*** Recorded information ***

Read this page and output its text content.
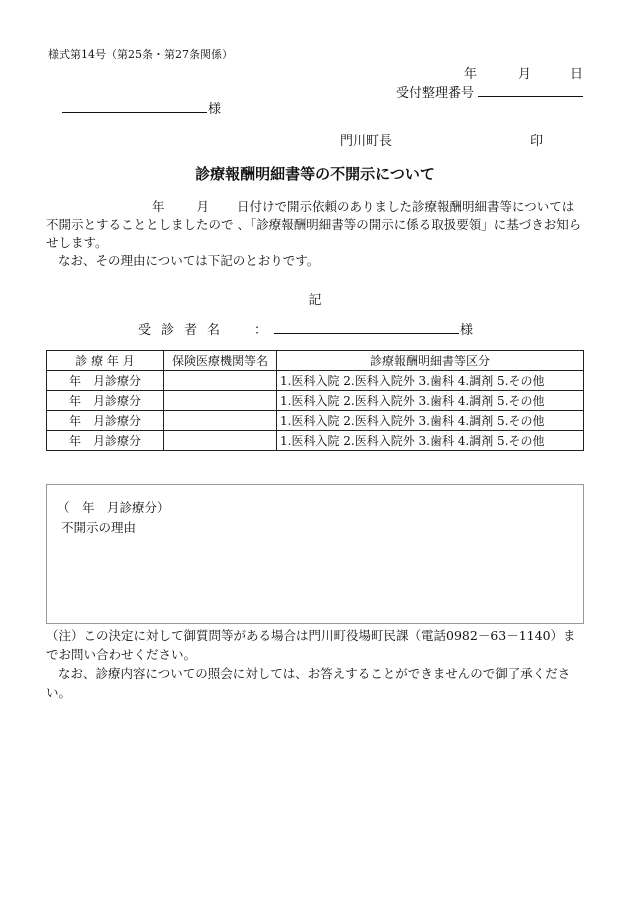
様式第14号（第25条・第27条関係）
年	月	日
受付整理番号
様
門川町長	印
診療報酬明細書等の不開示について

年	月 日付けで開示依頼のありました診療報酬明細書等については不開示とすることとしましたので 、「診療報酬明細書等の開示に係る取扱要領」に基づきお知らせします。

なお、その理由については下記のとおりです。

記
受診者名 ：	様
診 療 年 月	保険医療機関等名	診療報酬明細書等区分
年　月診療分		1.医科入院 2.医科入院外 3.歯科 4.調剤 5.その他
年　月診療分		1.医科入院 2.医科入院外 3.歯科 4.調剤 5.その他
年　月診療分		1.医科入院 2.医科入院外 3.歯科 4.調剤 5.その他
年　月診療分		1.医科入院 2.医科入院外 3.歯科 4.調剤 5.その他
（　年　月診療分）
不開示の理由

（注）この決定に対して御質問等がある場合は門川町役場町民課（電話0982－63－1140）までお問い合わせください。

なお、診療内容についての照会に対しては、お答えすることができませんので御了承ください。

***

## Instructions to follow
Every record must be copied exactly, with images dropped from the result.

## The result
Read this page and output its text content.
様式第14号（第25条・第27条関係）
年	月	日
受付整理番号
様
門川町長	印
診療報酬明細書等の不開示について

年	月 日付けで開示依頼のありました診療報酬明細書等については不開示とすることとしましたので 、「診療報酬明細書等の開示に係る取扱要領」に基づきお知らせします。

なお、その理由については下記のとおりです。

記
受診者名 ：	様
診 療 年 月	保険医療機関等名	診療報酬明細書等区分
年　月診療分		1.医科入院 2.医科入院外 3.歯科 4.調剤 5.その他
年　月診療分		1.医科入院 2.医科入院外 3.歯科 4.調剤 5.その他
年　月診療分		1.医科入院 2.医科入院外 3.歯科 4.調剤 5.その他
年　月診療分		1.医科入院 2.医科入院外 3.歯科 4.調剤 5.その他
（　年　月診療分）
不開示の理由

（注）この決定に対して御質問等がある場合は門川町役場町民課（電話0982－63－1140）までお問い合わせください。

なお、診療内容についての照会に対しては、お答えすることができませんので御了承ください。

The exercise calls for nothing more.